EXERCISE BRIEF = Look for the string "kann" in every line, and copy each line that has it.

EXERCISE MATERIAL =
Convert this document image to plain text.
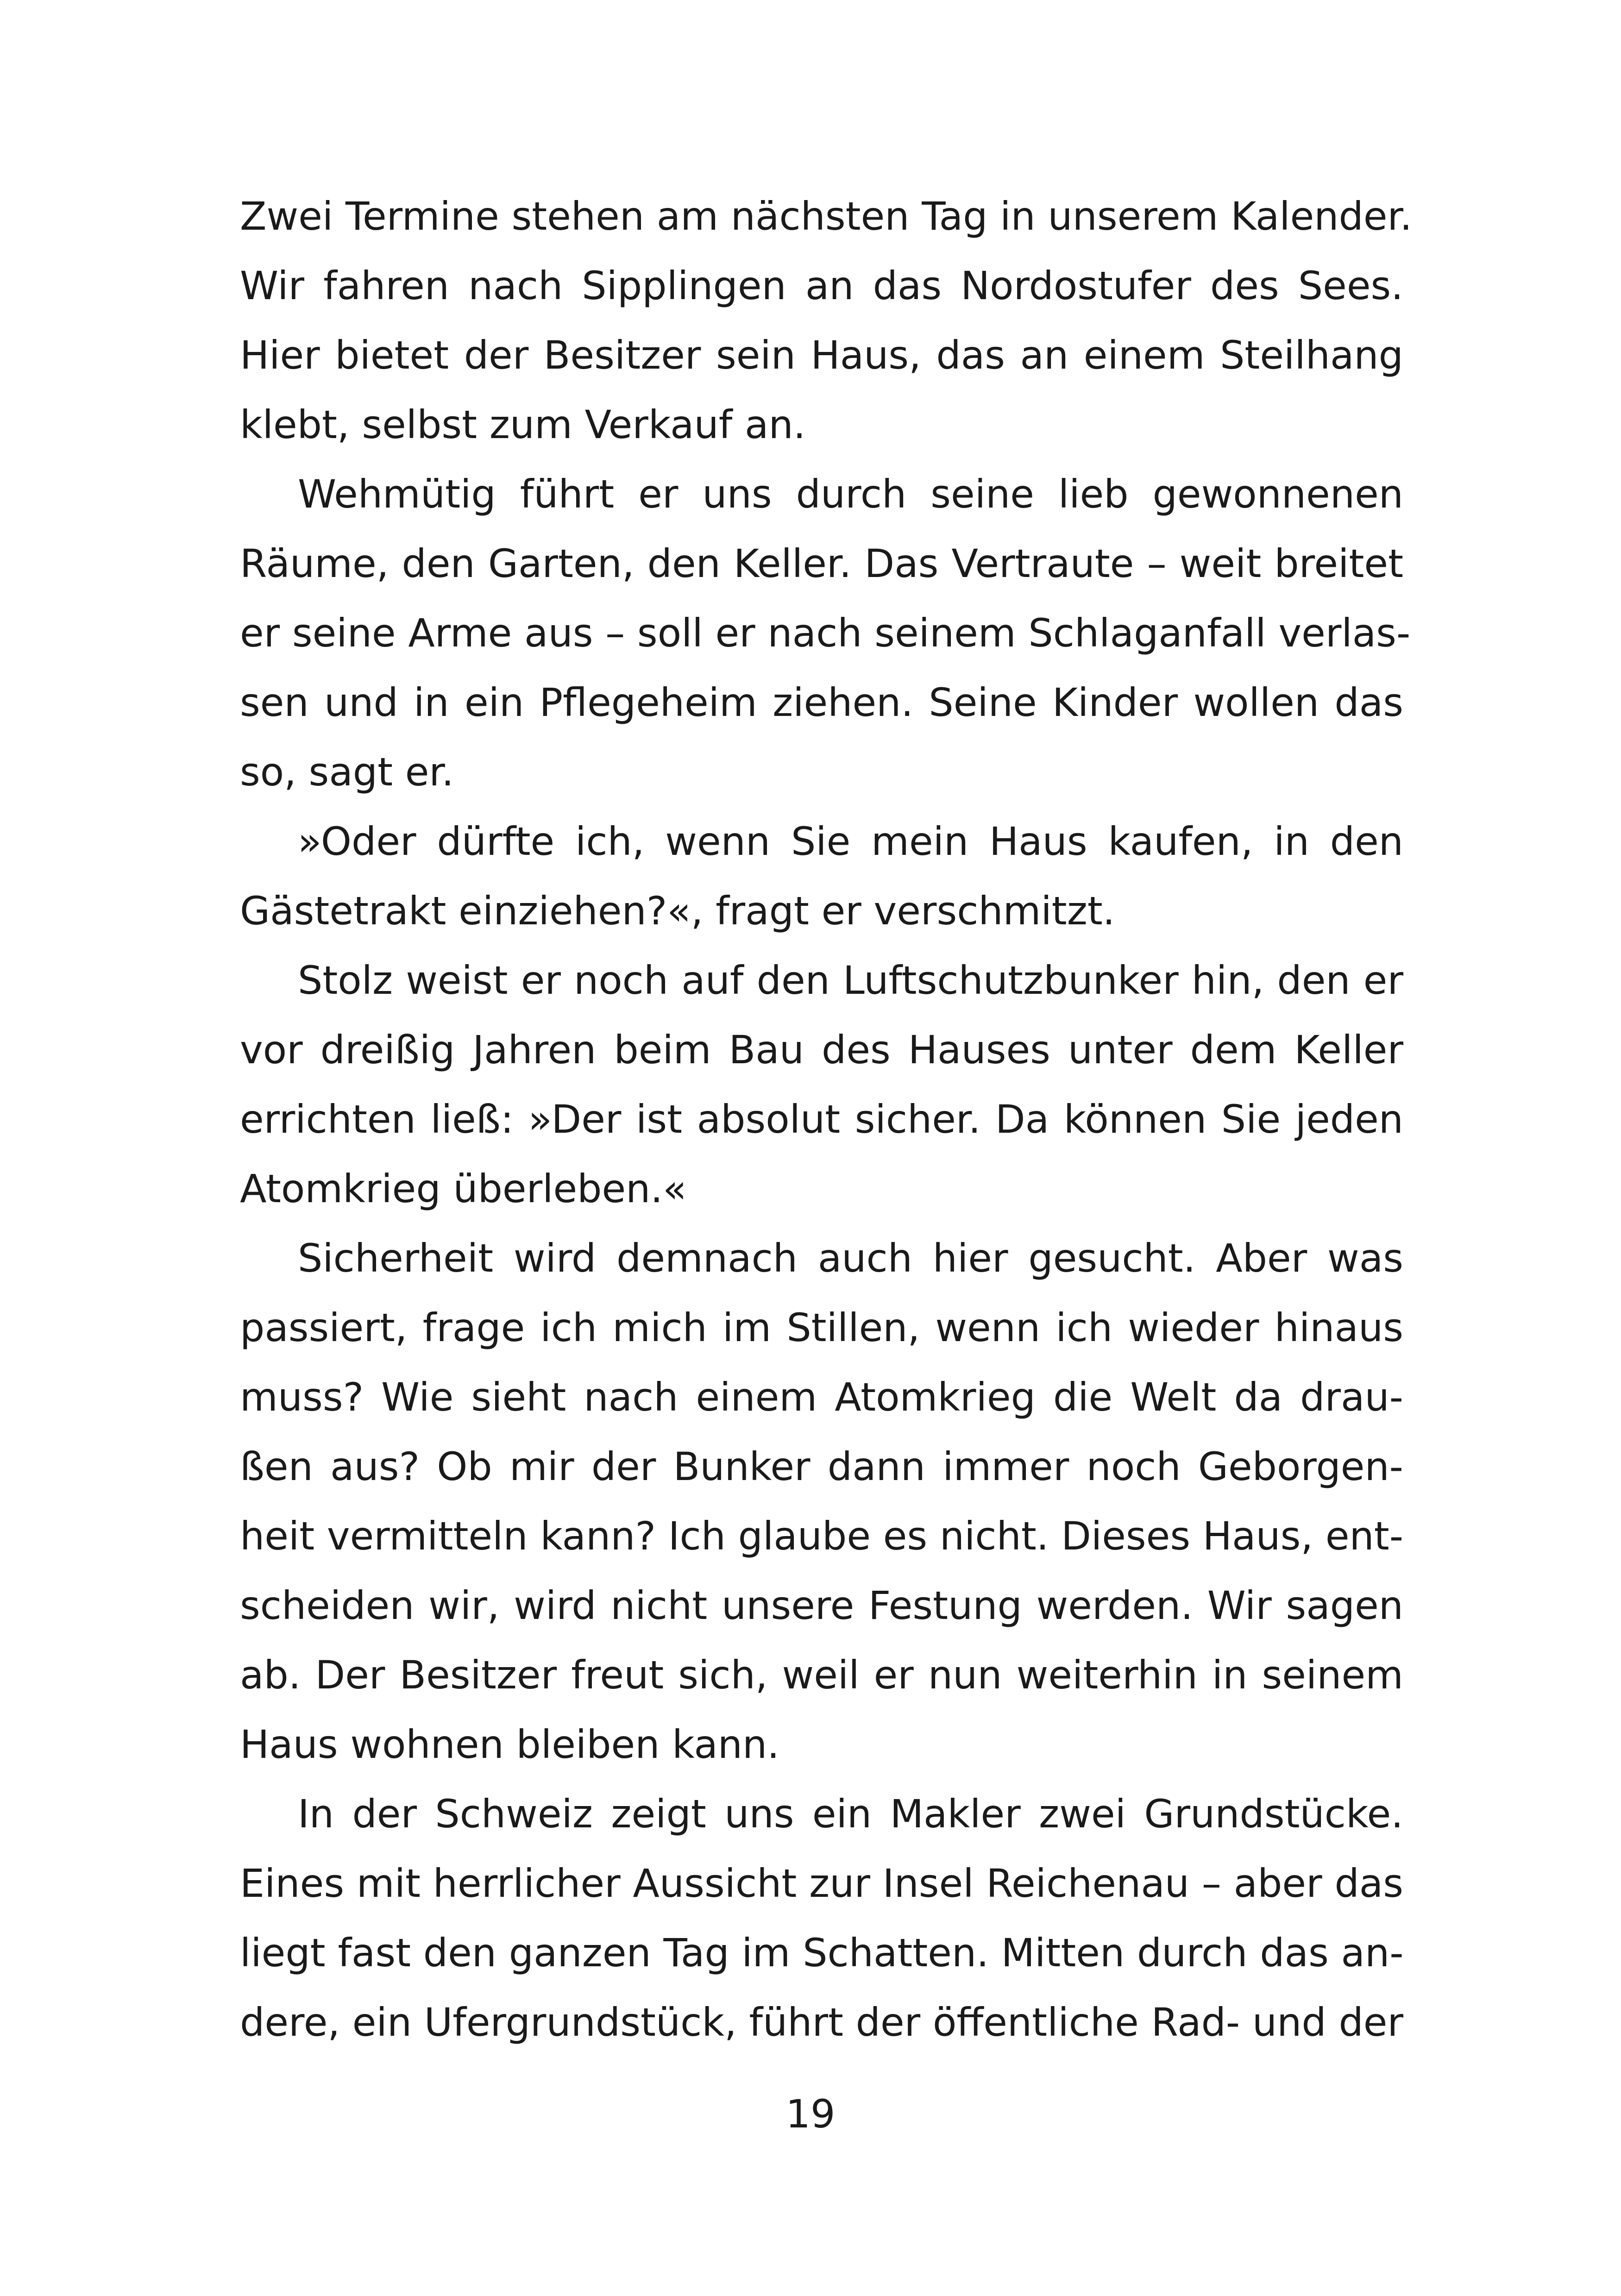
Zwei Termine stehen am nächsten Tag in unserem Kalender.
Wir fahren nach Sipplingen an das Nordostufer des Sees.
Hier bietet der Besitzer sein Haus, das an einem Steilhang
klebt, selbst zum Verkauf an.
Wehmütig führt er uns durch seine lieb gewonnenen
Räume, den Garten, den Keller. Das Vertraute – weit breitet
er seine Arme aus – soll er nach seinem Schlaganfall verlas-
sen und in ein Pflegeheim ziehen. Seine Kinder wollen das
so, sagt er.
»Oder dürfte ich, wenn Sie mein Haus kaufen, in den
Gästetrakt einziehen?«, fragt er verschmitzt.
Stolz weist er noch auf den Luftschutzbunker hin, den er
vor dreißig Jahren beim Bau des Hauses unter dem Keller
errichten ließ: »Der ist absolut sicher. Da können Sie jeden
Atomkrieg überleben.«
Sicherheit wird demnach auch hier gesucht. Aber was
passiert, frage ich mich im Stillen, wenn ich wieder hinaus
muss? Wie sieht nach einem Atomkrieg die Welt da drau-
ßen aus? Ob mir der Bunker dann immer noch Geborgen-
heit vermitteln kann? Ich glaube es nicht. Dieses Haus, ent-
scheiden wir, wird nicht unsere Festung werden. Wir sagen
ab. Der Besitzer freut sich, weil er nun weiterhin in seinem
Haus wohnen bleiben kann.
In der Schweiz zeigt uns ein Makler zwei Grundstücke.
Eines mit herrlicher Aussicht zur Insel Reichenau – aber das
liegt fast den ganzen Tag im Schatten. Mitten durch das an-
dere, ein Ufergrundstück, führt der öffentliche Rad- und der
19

SOLUTION =
heit vermitteln kann? Ich glaube es nicht. Dieses Haus, ent-
Haus wohnen bleiben kann.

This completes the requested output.